▶ _STATED EXERCISE_
Count the lines containing "resources" in the entries underneath, and state that count without anything else.

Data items
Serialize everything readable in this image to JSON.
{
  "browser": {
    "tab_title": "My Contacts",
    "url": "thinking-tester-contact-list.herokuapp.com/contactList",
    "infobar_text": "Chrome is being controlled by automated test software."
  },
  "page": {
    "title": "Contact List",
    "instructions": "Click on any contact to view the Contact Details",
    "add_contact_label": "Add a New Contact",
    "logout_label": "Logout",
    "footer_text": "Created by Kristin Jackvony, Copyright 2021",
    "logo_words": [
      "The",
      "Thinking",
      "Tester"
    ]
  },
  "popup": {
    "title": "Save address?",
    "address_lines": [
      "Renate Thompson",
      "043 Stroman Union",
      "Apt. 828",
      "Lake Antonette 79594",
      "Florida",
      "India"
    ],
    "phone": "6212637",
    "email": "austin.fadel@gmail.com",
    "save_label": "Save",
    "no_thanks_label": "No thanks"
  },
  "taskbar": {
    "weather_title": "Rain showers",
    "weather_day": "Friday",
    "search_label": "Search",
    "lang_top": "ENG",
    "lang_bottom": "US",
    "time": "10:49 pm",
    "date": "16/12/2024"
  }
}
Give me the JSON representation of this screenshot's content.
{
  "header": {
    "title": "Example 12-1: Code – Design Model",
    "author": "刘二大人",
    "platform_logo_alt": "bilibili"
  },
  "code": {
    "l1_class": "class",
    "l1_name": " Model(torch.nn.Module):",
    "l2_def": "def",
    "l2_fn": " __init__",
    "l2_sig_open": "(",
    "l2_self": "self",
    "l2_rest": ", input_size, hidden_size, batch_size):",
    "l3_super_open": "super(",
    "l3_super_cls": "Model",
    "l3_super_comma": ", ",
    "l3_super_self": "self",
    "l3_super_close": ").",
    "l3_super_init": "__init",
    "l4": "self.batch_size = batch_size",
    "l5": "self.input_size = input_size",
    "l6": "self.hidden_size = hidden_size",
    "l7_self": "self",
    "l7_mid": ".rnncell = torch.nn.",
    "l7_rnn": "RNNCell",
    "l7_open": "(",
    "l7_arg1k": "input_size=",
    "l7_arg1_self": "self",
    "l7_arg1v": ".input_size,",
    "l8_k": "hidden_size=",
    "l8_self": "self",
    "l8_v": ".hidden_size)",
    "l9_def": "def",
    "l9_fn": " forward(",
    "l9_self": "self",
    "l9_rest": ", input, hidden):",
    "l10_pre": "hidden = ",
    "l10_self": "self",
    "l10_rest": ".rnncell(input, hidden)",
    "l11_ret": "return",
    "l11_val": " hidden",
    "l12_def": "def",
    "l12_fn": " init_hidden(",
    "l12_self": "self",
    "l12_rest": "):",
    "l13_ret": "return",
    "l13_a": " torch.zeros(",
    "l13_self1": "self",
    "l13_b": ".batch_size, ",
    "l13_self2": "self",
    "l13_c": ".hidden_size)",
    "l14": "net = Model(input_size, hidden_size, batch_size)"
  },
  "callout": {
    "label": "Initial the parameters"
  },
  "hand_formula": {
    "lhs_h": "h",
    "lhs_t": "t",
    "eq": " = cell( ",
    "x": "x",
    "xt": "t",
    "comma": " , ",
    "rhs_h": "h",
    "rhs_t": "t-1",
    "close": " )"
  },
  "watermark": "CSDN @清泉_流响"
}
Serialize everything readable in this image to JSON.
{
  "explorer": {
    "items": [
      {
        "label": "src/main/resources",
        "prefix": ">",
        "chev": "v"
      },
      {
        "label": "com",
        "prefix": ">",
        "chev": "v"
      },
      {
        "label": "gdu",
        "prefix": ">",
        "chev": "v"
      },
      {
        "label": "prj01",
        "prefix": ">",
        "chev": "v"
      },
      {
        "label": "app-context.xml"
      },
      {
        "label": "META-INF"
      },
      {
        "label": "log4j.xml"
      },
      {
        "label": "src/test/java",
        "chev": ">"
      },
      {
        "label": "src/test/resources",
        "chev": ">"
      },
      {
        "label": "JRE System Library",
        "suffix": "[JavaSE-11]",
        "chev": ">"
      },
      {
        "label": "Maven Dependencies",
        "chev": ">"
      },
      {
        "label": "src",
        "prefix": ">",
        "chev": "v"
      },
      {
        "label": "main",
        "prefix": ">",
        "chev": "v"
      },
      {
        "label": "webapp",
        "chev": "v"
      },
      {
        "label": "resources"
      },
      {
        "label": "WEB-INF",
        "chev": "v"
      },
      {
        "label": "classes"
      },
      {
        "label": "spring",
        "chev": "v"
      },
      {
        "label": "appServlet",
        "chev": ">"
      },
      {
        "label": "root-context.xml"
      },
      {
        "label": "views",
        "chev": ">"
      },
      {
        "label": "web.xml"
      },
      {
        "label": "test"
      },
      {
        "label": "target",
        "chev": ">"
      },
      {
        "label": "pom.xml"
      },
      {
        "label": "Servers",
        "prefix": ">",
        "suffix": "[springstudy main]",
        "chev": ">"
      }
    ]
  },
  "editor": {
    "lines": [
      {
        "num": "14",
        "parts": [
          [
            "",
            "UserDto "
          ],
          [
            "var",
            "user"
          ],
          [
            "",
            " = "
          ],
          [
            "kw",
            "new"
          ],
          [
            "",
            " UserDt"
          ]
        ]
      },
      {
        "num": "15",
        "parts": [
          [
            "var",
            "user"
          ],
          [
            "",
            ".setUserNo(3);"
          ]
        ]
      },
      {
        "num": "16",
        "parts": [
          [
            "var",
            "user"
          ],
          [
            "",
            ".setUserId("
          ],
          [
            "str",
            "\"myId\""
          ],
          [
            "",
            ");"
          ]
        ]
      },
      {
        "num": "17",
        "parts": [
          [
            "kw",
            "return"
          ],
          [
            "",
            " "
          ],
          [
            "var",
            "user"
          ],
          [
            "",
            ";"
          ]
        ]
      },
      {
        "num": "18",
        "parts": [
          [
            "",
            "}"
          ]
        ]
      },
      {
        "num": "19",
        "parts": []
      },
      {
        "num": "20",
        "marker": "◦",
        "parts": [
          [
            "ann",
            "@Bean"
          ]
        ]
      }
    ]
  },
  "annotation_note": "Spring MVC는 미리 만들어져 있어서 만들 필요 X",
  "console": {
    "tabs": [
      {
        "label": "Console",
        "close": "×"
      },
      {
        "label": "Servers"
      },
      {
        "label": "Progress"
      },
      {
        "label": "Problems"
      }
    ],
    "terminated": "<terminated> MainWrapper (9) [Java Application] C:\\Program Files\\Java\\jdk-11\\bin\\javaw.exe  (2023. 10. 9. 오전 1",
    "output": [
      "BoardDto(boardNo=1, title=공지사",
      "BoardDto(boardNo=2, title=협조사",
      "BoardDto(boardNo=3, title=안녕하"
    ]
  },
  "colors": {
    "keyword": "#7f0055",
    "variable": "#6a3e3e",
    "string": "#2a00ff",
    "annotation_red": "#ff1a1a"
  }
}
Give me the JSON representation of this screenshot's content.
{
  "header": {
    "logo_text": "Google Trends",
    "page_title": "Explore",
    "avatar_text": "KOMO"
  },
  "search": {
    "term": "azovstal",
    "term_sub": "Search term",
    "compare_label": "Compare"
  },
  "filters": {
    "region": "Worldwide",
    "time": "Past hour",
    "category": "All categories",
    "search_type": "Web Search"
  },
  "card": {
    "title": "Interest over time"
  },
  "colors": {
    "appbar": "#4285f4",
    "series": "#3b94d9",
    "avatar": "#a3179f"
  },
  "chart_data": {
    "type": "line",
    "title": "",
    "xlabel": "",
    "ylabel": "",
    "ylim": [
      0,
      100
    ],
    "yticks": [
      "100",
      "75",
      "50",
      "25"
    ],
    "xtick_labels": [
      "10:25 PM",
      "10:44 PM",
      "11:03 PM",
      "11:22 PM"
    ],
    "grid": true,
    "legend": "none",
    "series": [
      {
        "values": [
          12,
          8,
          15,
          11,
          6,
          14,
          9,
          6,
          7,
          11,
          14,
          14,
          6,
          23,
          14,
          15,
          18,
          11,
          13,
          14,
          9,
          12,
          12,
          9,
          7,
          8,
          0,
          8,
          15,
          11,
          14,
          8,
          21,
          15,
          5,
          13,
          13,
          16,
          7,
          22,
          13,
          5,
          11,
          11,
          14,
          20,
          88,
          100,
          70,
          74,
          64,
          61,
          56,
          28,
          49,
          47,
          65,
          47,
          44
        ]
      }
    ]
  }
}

▶ _FINAL RESULT_
3